▶ _DATA LISTING_
════════════════

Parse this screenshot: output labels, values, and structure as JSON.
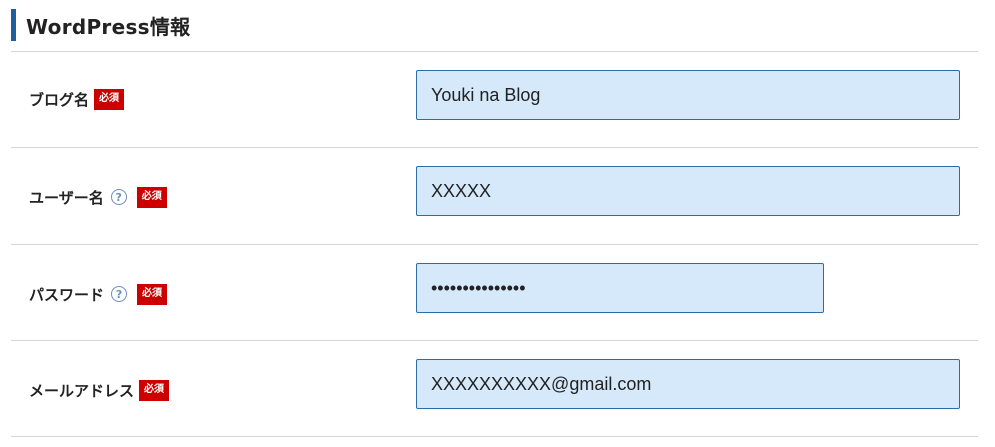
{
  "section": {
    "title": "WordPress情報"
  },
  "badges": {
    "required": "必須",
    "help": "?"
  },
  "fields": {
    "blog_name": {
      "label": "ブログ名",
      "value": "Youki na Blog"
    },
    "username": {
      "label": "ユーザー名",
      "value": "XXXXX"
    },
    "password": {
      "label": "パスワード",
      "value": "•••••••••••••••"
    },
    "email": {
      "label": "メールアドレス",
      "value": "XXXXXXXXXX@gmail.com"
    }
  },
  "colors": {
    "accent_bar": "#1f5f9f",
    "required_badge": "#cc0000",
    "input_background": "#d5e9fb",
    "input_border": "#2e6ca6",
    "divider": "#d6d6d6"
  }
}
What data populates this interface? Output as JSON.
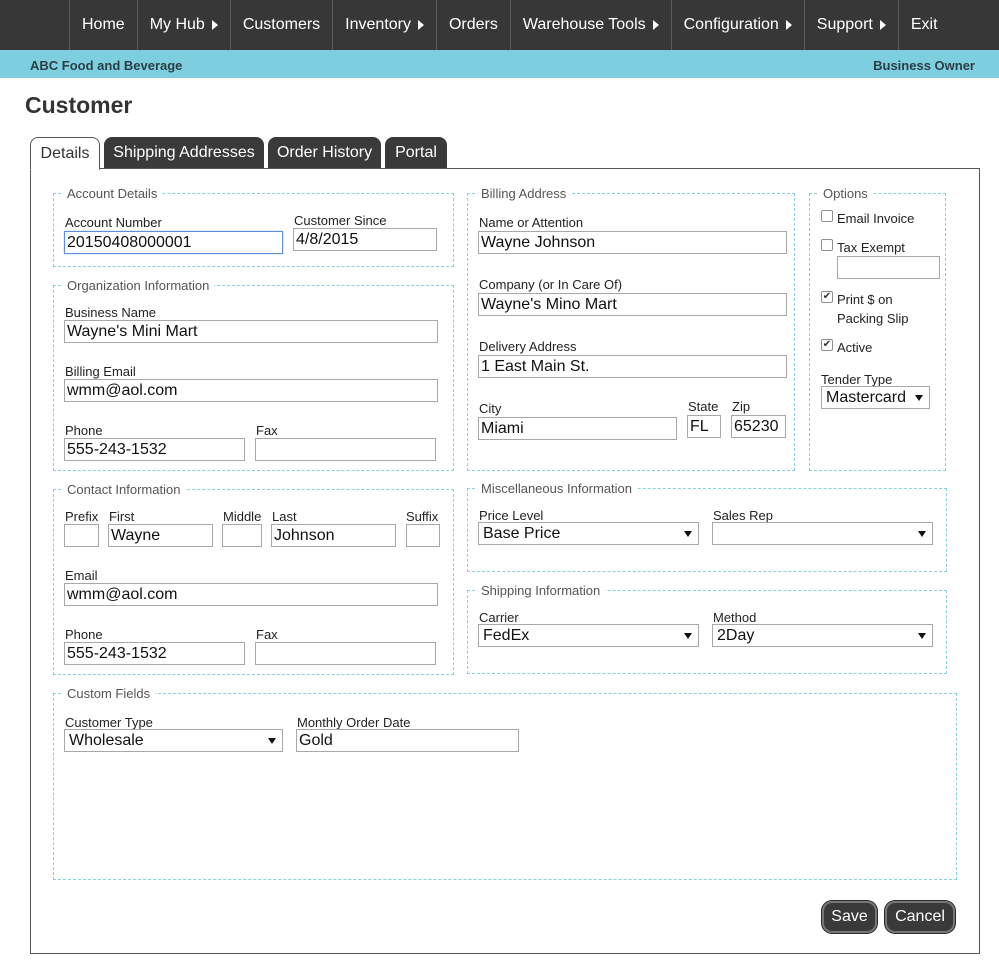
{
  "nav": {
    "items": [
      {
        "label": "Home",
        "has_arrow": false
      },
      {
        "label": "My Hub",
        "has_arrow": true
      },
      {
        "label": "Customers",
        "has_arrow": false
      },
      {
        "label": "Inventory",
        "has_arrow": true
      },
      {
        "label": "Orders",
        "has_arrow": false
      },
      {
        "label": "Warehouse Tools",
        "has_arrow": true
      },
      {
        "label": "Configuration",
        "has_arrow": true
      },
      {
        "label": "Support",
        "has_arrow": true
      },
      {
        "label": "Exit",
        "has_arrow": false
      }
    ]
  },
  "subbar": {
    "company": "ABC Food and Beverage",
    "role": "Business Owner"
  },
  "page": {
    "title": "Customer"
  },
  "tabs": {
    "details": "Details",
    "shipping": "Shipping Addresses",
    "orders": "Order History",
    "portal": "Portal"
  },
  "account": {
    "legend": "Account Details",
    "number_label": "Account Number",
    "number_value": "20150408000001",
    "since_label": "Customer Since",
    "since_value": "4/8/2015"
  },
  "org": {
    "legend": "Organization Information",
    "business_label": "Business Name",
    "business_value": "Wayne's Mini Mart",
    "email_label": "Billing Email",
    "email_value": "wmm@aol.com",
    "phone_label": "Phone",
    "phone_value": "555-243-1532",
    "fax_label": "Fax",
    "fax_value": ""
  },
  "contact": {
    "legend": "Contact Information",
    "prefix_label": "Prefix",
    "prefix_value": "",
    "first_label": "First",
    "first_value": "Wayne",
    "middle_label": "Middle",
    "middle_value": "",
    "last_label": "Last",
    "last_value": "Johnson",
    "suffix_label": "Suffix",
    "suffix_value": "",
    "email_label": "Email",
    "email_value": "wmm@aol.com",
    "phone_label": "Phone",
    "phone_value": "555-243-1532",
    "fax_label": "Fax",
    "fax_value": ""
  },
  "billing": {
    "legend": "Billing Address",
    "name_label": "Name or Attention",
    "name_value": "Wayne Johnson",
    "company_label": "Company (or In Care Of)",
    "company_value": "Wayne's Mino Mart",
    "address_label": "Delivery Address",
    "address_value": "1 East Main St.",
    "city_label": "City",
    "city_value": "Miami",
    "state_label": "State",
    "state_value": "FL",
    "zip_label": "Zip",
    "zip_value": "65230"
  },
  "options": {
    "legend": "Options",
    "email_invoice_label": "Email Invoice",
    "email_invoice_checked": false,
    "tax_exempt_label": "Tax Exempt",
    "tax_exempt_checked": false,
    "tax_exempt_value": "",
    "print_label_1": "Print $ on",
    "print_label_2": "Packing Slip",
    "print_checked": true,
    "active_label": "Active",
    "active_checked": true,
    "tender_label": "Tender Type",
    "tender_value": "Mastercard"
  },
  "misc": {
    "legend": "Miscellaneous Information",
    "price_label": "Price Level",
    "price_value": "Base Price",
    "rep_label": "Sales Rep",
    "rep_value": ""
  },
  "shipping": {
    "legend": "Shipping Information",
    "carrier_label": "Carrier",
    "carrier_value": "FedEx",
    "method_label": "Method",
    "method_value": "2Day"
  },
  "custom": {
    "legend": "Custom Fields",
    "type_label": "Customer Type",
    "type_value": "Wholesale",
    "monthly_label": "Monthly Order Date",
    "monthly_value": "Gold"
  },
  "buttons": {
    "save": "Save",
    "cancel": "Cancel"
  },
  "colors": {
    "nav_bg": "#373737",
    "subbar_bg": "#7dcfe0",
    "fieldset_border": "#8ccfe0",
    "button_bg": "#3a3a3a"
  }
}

════════════════

▶ _YOUR OBJECTIVE_
Copy all lines above containing the string "Details".

▶ _SOLUTION TO THE EXERCISE_
    "details": "Details",
    "legend": "Account Details",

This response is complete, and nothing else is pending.